Dataset records
** begin **

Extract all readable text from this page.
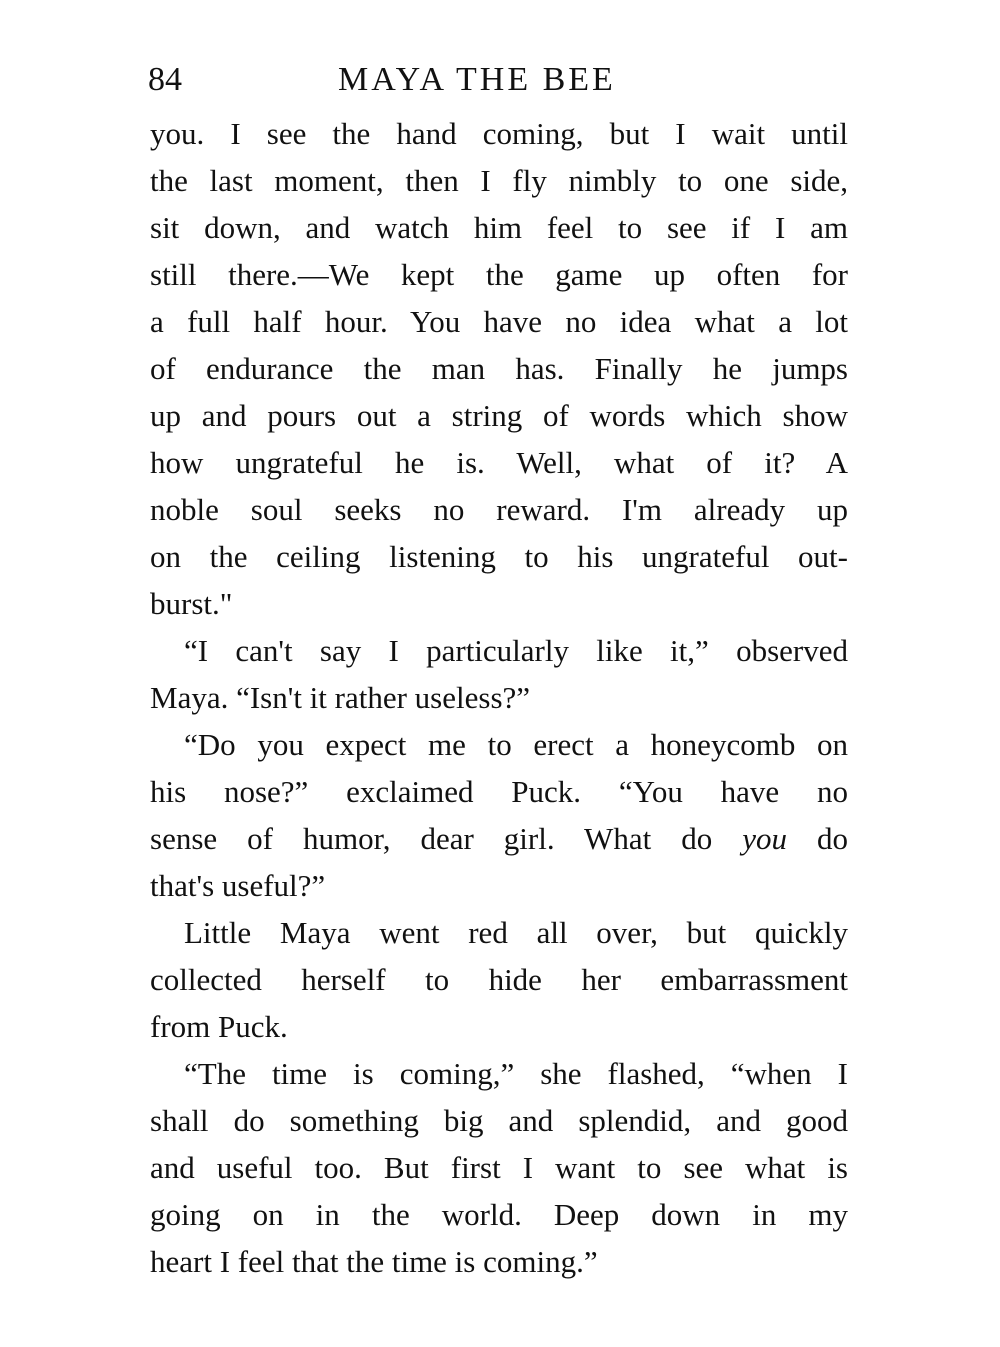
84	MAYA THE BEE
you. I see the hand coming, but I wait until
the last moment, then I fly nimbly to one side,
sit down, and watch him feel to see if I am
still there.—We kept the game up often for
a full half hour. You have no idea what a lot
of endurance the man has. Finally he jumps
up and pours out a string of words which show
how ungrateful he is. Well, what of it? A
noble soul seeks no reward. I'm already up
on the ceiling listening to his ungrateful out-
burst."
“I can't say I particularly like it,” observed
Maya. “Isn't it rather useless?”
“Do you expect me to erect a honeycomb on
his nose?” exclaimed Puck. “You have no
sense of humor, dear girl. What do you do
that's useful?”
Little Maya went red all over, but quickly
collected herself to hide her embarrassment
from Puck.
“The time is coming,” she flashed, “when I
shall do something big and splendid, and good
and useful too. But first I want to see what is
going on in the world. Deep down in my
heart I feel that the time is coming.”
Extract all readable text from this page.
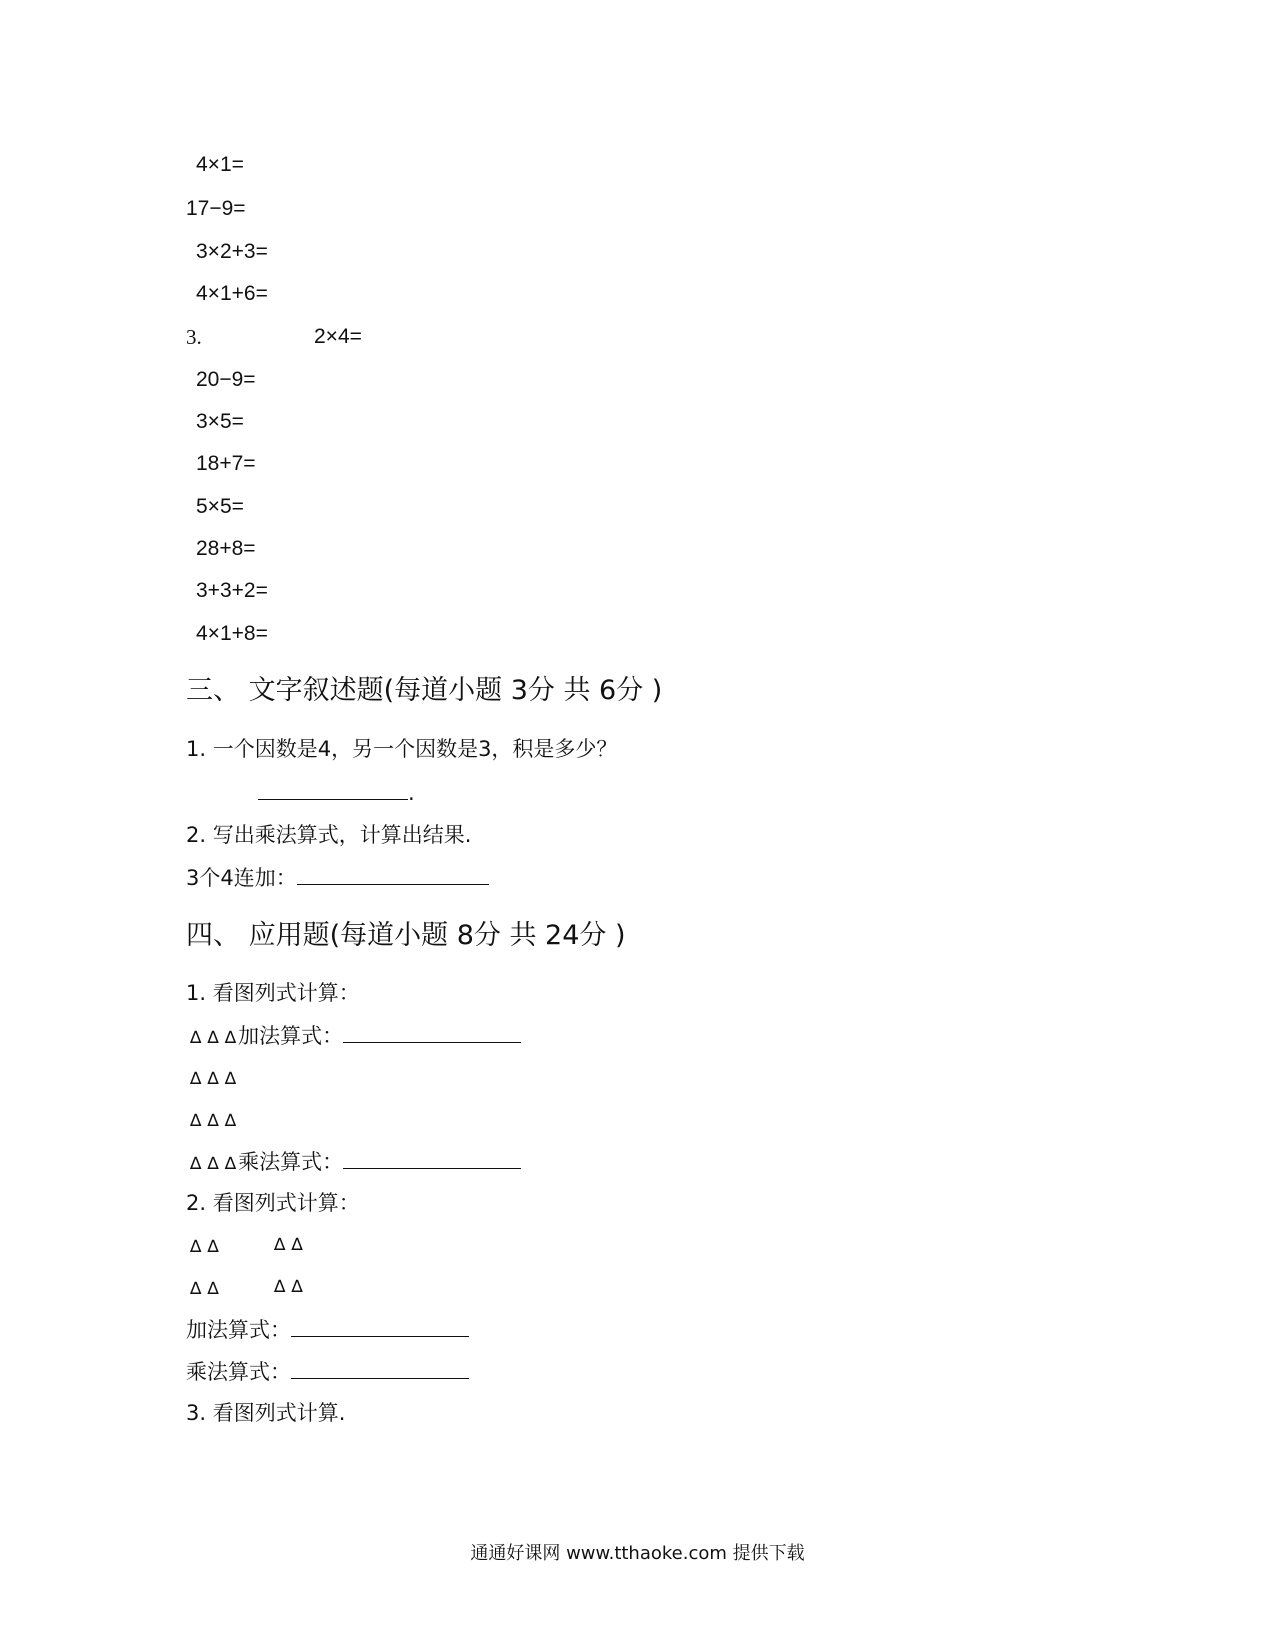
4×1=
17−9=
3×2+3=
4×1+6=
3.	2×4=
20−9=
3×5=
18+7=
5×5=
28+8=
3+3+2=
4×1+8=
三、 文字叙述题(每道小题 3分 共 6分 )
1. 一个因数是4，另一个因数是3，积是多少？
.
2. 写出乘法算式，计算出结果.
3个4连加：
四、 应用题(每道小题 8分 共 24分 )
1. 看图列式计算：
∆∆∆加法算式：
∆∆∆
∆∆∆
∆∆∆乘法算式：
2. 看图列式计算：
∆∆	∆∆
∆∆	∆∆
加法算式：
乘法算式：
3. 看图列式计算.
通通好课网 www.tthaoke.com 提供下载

** end **

[WRITTEN REQUEST]: The material above must be printed exactly, with its pictures left out.

[ANSWER TO THIS EXERCISE]:
Extract all readable text from this page.
84	MAYA THE BEE
you. I see the hand coming, but I wait until
the last moment, then I fly nimbly to one side,
sit down, and watch him feel to see if I am
still there.—We kept the game up often for
a full half hour. You have no idea what a lot
of endurance the man has. Finally he jumps
up and pours out a string of words which show
how ungrateful he is. Well, what of it? A
noble soul seeks no reward. I'm already up
on the ceiling listening to his ungrateful out-
burst."
“I can't say I particularly like it,” observed
Maya. “Isn't it rather useless?”
“Do you expect me to erect a honeycomb on
his nose?” exclaimed Puck. “You have no
sense of humor, dear girl. What do you do
that's useful?”
Little Maya went red all over, but quickly
collected herself to hide her embarrassment
from Puck.
“The time is coming,” she flashed, “when I
shall do something big and splendid, and good
and useful too. But first I want to see what is
going on in the world. Deep down in my
heart I feel that the time is coming.”
Extract all readable text from this page.
4×1=
17−9=
3×2+3=
4×1+6=
3.	2×4=
20−9=
3×5=
18+7=
5×5=
28+8=
3+3+2=
4×1+8=
三、 文字叙述题(每道小题 3分 共 6分 )
1. 一个因数是4，另一个因数是3，积是多少？
.
2. 写出乘法算式，计算出结果.
3个4连加：
四、 应用题(每道小题 8分 共 24分 )
1. 看图列式计算：
∆∆∆加法算式：
∆∆∆
∆∆∆
∆∆∆乘法算式：
2. 看图列式计算：
∆∆	∆∆
∆∆	∆∆
加法算式：
乘法算式：
3. 看图列式计算.
通通好课网 www.tthaoke.com 提供下载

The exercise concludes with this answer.